[WRITTEN REQUEST]
Write out every single entry exactly.

** BEGIN **

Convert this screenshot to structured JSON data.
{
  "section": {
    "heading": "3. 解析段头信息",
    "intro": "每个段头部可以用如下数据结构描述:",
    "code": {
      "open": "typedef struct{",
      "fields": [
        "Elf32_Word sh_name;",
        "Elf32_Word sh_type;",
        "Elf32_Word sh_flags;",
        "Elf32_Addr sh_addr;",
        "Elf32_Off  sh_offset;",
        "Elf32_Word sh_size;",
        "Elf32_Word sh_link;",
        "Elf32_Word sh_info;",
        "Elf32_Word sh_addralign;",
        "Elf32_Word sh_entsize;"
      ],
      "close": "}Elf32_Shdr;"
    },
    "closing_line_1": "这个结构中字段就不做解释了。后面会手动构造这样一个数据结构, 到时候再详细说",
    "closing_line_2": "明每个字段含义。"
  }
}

** END **

[TASK SOLUTION]
Convert this screenshot to structured JSON data.
{
  "section": {
    "heading": "3. 解析段头信息",
    "intro": "每个段头部可以用如下数据结构描述:",
    "code": {
      "open": "typedef struct{",
      "fields": [
        "Elf32_Word sh_name;",
        "Elf32_Word sh_type;",
        "Elf32_Word sh_flags;",
        "Elf32_Addr sh_addr;",
        "Elf32_Off  sh_offset;",
        "Elf32_Word sh_size;",
        "Elf32_Word sh_link;",
        "Elf32_Word sh_info;",
        "Elf32_Word sh_addralign;",
        "Elf32_Word sh_entsize;"
      ],
      "close": "}Elf32_Shdr;"
    },
    "closing_line_1": "这个结构中字段就不做解释了。后面会手动构造这样一个数据结构, 到时候再详细说",
    "closing_line_2": "明每个字段含义。"
  }
}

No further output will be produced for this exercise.